Stored lines
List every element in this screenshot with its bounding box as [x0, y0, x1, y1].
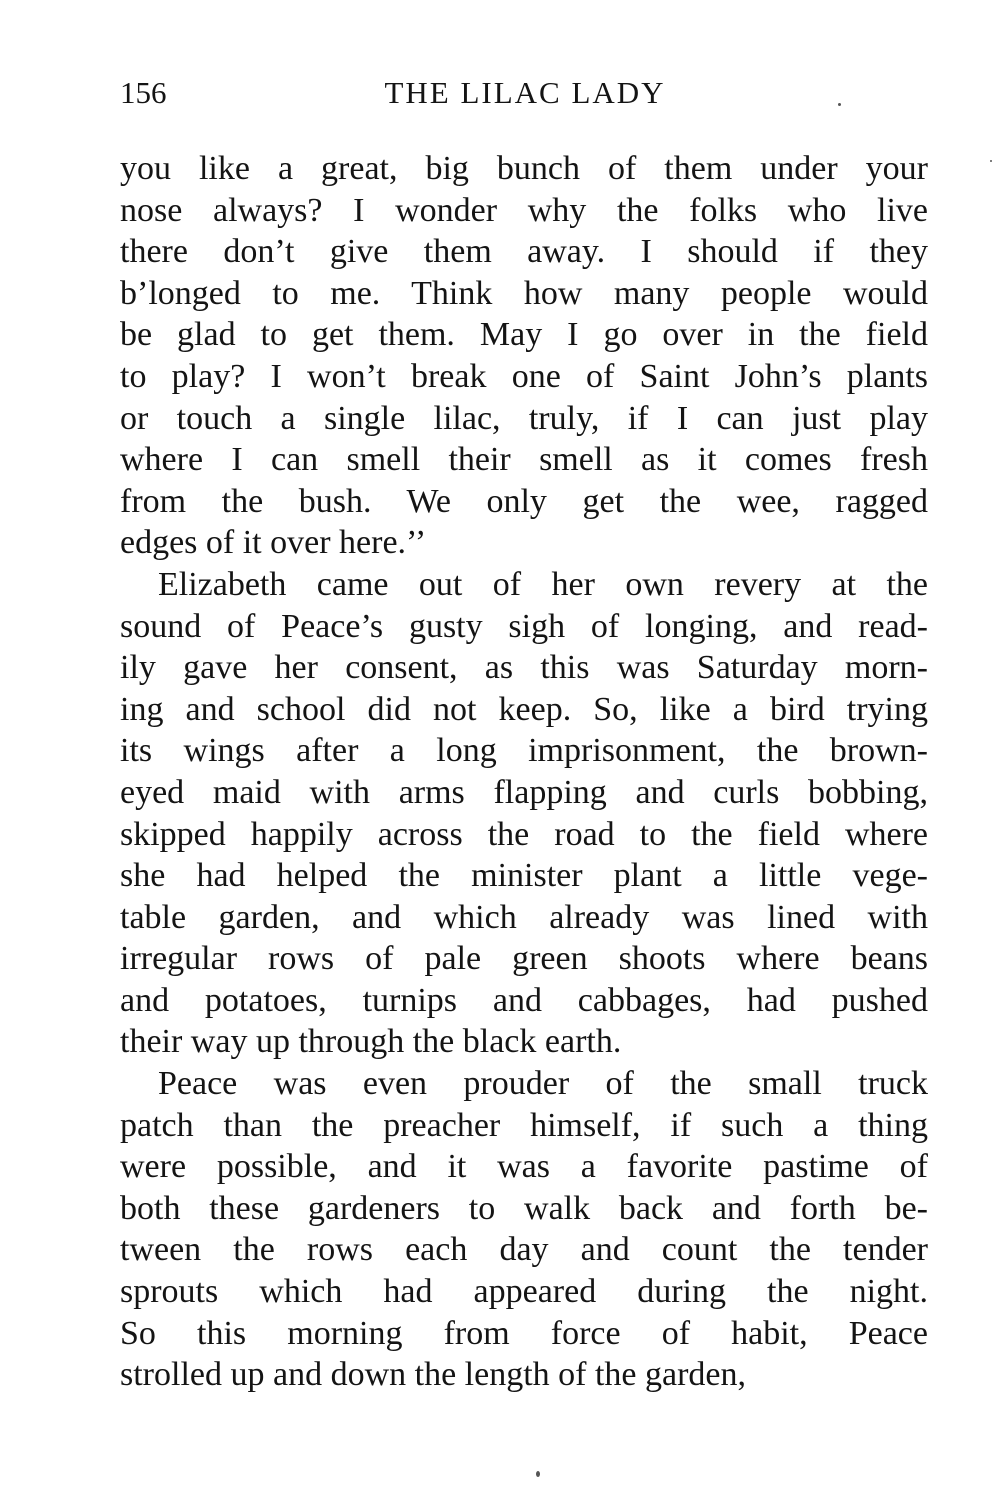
paragraph — [120, 1063, 928, 1396]
text-line: irregular rows of pale green shoots where beans — [120, 940, 928, 978]
text-line: So this morning from force of habit, Peace — [120, 1314, 928, 1352]
text-line: tween the rows each day and count the tender — [120, 1231, 928, 1269]
scan-speck — [990, 160, 992, 162]
book-title: THE LILAC LADY — [384, 75, 666, 110]
text-line: and potatoes, turnips and cabbages, had pushed — [120, 981, 928, 1019]
text-line: you like a great, big bunch of them under your — [120, 150, 928, 187]
text-line: strolled up and down the length of the garden, — [120, 1356, 747, 1394]
text-line: edges of it over here.’’ — [120, 524, 427, 562]
running-head — [120, 70, 930, 116]
text-line: ily gave her consent, as this was Saturday morn- — [120, 649, 928, 687]
page-number: 156 — [120, 75, 167, 110]
text-line: be glad to get them. May I go over in the field — [120, 316, 928, 354]
text-line: ing and school did not keep. So, like a bird trying — [120, 690, 928, 728]
body-text — [120, 148, 928, 1396]
text-line: their way up through the black earth. — [120, 1023, 622, 1061]
text-line: b’longed to me. Think how many people would — [120, 274, 928, 312]
text-line: sprouts which had appeared during the night. — [120, 1273, 928, 1311]
scan-speck — [838, 103, 841, 106]
text-line: sound of Peace’s gusty sigh of longing, and read- — [120, 607, 928, 645]
text-line: skipped happily across the road to the field where — [120, 815, 928, 853]
text-line: Peace was even prouder of the small truck — [158, 1065, 928, 1103]
text-line: were possible, and it was a favorite pastime of — [120, 1148, 928, 1186]
paragraph — [120, 148, 928, 564]
text-line: both these gardeners to walk back and forth be- — [120, 1189, 928, 1227]
text-line: or touch a single lilac, truly, if I can just play — [120, 399, 928, 437]
text-line: eyed maid with arms flapping and curls bobbing, — [120, 773, 928, 811]
text-line: to play? I won’t break one of Saint John’s plants — [120, 357, 928, 395]
text-line: table garden, and which already was lined with — [120, 898, 928, 936]
text-line: nose always? I wonder why the folks who live — [120, 191, 928, 229]
text-line: there don’t give them away. I should if they — [120, 233, 928, 271]
text-line: patch than the preacher himself, if such a thing — [120, 1106, 928, 1144]
text-line: its wings after a long imprisonment, the brown- — [120, 732, 928, 770]
text-line: from the bush. We only get the wee, ragged — [120, 482, 928, 520]
text-line: she had helped the minister plant a little vege- — [120, 857, 928, 895]
scan-speck — [536, 1471, 540, 1477]
text-line: Elizabeth came out of her own revery at the — [158, 565, 928, 603]
paragraph — [120, 564, 928, 1063]
text-line: where I can smell their smell as it comes fresh — [120, 441, 928, 479]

--- Exercise objective ---
Write the stretch of lines from the one containing "paragraph — [120, 1063, 928, 1396]" through the one containing "text-line: sprouts which" as a JSON list of strings, one string per line.

--- Response for this exercise ---
[
  "paragraph — [120, 1063, 928, 1396]",
  "text-line: irregular rows of pale green shoots where beans — [120, 940, 928, 978]",
  "text-line: So this morning from force of habit, Peace — [120, 1314, 928, 1352]",
  "text-line: tween the rows each day and count the tender — [120, 1231, 928, 1269]",
  "scan-speck — [990, 160, 992, 162]",
  "book-title: THE LILAC LADY — [384, 75, 666, 110]",
  "text-line: and potatoes, turnips and cabbages, had pushed — [120, 981, 928, 1019]",
  "text-line: you like a great, big bunch of them under your — [120, 150, 928, 187]",
  "text-line: strolled up and down the length of the garden, — [120, 1356, 747, 1394]",
  "text-line: edges of it over here.’’ — [120, 524, 427, 562]",
  "running-head — [120, 70, 930, 116]",
  "text-line: ily gave her consent, as this was Saturday morn- — [120, 649, 928, 687]",
  "page-number: 156 — [120, 75, 167, 110]",
  "text-line: be glad to get them. May I go over in the field — [120, 316, 928, 354]",
  "text-line: ing and school did not keep. So, like a bird trying — [120, 690, 928, 728]",
  "body-text — [120, 148, 928, 1396]",
  "text-line: their way up through the black earth. — [120, 1023, 622, 1061]",
  "text-line: b’longed to me. Think how many people would — [120, 274, 928, 312]",
  "text-line: sprouts which had appeared during the night. — [120, 1273, 928, 1311]"
]